REQUEST:
Extract each line of the data and write it out again exactly.

ROWS:
--------

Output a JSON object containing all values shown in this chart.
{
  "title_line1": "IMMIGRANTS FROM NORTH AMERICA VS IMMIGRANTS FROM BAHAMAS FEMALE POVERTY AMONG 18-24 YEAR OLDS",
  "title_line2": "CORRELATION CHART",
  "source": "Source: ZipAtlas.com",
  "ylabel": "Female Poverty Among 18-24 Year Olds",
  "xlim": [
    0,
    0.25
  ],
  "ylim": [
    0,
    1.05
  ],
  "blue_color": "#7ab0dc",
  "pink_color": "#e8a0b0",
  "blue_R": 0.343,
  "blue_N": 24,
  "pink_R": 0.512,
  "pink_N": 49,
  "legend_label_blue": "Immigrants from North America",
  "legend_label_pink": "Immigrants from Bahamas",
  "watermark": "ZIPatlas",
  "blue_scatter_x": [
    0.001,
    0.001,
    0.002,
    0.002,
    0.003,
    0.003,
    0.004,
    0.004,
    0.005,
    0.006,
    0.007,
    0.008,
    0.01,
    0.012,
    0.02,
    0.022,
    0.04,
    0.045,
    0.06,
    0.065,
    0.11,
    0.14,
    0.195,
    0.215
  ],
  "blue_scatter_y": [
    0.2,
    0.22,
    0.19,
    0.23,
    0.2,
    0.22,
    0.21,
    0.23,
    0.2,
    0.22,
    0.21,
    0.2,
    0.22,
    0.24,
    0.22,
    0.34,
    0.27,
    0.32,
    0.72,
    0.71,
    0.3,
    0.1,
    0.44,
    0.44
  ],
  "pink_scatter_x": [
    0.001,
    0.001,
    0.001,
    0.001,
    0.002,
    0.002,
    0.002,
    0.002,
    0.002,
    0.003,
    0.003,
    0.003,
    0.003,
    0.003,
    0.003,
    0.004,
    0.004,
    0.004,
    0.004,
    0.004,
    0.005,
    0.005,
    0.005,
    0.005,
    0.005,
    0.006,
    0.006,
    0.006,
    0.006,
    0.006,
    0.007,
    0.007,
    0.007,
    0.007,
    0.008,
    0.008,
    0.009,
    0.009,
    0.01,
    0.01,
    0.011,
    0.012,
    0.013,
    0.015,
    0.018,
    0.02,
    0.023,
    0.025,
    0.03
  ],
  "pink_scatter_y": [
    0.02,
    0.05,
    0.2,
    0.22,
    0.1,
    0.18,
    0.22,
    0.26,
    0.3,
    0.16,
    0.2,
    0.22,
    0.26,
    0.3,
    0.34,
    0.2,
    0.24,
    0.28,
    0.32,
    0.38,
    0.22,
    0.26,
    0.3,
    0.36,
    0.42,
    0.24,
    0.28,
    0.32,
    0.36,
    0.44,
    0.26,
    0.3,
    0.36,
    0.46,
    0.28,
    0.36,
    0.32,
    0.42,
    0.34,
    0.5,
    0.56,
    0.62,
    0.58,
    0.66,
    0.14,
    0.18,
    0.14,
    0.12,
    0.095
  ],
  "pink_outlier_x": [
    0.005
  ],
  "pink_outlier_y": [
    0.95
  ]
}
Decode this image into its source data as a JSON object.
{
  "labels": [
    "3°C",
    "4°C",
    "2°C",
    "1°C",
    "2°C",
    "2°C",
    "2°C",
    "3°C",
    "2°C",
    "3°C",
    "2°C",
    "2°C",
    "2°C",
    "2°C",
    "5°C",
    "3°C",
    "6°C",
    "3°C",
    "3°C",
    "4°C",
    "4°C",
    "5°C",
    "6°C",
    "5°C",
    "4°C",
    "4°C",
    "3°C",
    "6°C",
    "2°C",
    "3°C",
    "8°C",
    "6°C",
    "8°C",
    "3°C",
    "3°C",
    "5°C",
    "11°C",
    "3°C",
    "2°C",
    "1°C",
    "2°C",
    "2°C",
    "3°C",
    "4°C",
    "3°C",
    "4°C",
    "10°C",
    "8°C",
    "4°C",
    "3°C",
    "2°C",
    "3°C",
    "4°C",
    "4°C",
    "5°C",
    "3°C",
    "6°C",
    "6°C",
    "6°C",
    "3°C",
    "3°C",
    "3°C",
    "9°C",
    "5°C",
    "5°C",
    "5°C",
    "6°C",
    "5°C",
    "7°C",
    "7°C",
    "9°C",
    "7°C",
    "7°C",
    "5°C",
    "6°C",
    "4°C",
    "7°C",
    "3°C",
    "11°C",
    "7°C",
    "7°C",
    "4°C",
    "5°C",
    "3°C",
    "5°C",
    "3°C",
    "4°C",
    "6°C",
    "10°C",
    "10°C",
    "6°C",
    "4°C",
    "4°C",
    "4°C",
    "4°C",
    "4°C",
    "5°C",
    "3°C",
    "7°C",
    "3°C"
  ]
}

--------

ANSWER TO THE EXERCISE:
Output a JSON object containing all values shown in this chart.
{
  "title_line1": "IMMIGRANTS FROM NORTH AMERICA VS IMMIGRANTS FROM BAHAMAS FEMALE POVERTY AMONG 18-24 YEAR OLDS",
  "title_line2": "CORRELATION CHART",
  "source": "Source: ZipAtlas.com",
  "ylabel": "Female Poverty Among 18-24 Year Olds",
  "xlim": [
    0,
    0.25
  ],
  "ylim": [
    0,
    1.05
  ],
  "blue_color": "#7ab0dc",
  "pink_color": "#e8a0b0",
  "blue_R": 0.343,
  "blue_N": 24,
  "pink_R": 0.512,
  "pink_N": 49,
  "legend_label_blue": "Immigrants from North America",
  "legend_label_pink": "Immigrants from Bahamas",
  "watermark": "ZIPatlas",
  "blue_scatter_x": [
    0.001,
    0.001,
    0.002,
    0.002,
    0.003,
    0.003,
    0.004,
    0.004,
    0.005,
    0.006,
    0.007,
    0.008,
    0.01,
    0.012,
    0.02,
    0.022,
    0.04,
    0.045,
    0.06,
    0.065,
    0.11,
    0.14,
    0.195,
    0.215
  ],
  "blue_scatter_y": [
    0.2,
    0.22,
    0.19,
    0.23,
    0.2,
    0.22,
    0.21,
    0.23,
    0.2,
    0.22,
    0.21,
    0.2,
    0.22,
    0.24,
    0.22,
    0.34,
    0.27,
    0.32,
    0.72,
    0.71,
    0.3,
    0.1,
    0.44,
    0.44
  ],
  "pink_scatter_x": [
    0.001,
    0.001,
    0.001,
    0.001,
    0.002,
    0.002,
    0.002,
    0.002,
    0.002,
    0.003,
    0.003,
    0.003,
    0.003,
    0.003,
    0.003,
    0.004,
    0.004,
    0.004,
    0.004,
    0.004,
    0.005,
    0.005,
    0.005,
    0.005,
    0.005,
    0.006,
    0.006,
    0.006,
    0.006,
    0.006,
    0.007,
    0.007,
    0.007,
    0.007,
    0.008,
    0.008,
    0.009,
    0.009,
    0.01,
    0.01,
    0.011,
    0.012,
    0.013,
    0.015,
    0.018,
    0.02,
    0.023,
    0.025,
    0.03
  ],
  "pink_scatter_y": [
    0.02,
    0.05,
    0.2,
    0.22,
    0.1,
    0.18,
    0.22,
    0.26,
    0.3,
    0.16,
    0.2,
    0.22,
    0.26,
    0.3,
    0.34,
    0.2,
    0.24,
    0.28,
    0.32,
    0.38,
    0.22,
    0.26,
    0.3,
    0.36,
    0.42,
    0.24,
    0.28,
    0.32,
    0.36,
    0.44,
    0.26,
    0.3,
    0.36,
    0.46,
    0.28,
    0.36,
    0.32,
    0.42,
    0.34,
    0.5,
    0.56,
    0.62,
    0.58,
    0.66,
    0.14,
    0.18,
    0.14,
    0.12,
    0.095
  ],
  "pink_outlier_x": [
    0.005
  ],
  "pink_outlier_y": [
    0.95
  ]
}
Decode this image into its source data as a JSON object.
{
  "labels": [
    "3°C",
    "4°C",
    "2°C",
    "1°C",
    "2°C",
    "2°C",
    "2°C",
    "3°C",
    "2°C",
    "3°C",
    "2°C",
    "2°C",
    "2°C",
    "2°C",
    "5°C",
    "3°C",
    "6°C",
    "3°C",
    "3°C",
    "4°C",
    "4°C",
    "5°C",
    "6°C",
    "5°C",
    "4°C",
    "4°C",
    "3°C",
    "6°C",
    "2°C",
    "3°C",
    "8°C",
    "6°C",
    "8°C",
    "3°C",
    "3°C",
    "5°C",
    "11°C",
    "3°C",
    "2°C",
    "1°C",
    "2°C",
    "2°C",
    "3°C",
    "4°C",
    "3°C",
    "4°C",
    "10°C",
    "8°C",
    "4°C",
    "3°C",
    "2°C",
    "3°C",
    "4°C",
    "4°C",
    "5°C",
    "3°C",
    "6°C",
    "6°C",
    "6°C",
    "3°C",
    "3°C",
    "3°C",
    "9°C",
    "5°C",
    "5°C",
    "5°C",
    "6°C",
    "5°C",
    "7°C",
    "7°C",
    "9°C",
    "7°C",
    "7°C",
    "5°C",
    "6°C",
    "4°C",
    "7°C",
    "3°C",
    "11°C",
    "7°C",
    "7°C",
    "4°C",
    "5°C",
    "3°C",
    "5°C",
    "3°C",
    "4°C",
    "6°C",
    "10°C",
    "10°C",
    "6°C",
    "4°C",
    "4°C",
    "4°C",
    "4°C",
    "4°C",
    "5°C",
    "3°C",
    "7°C",
    "3°C"
  ]
}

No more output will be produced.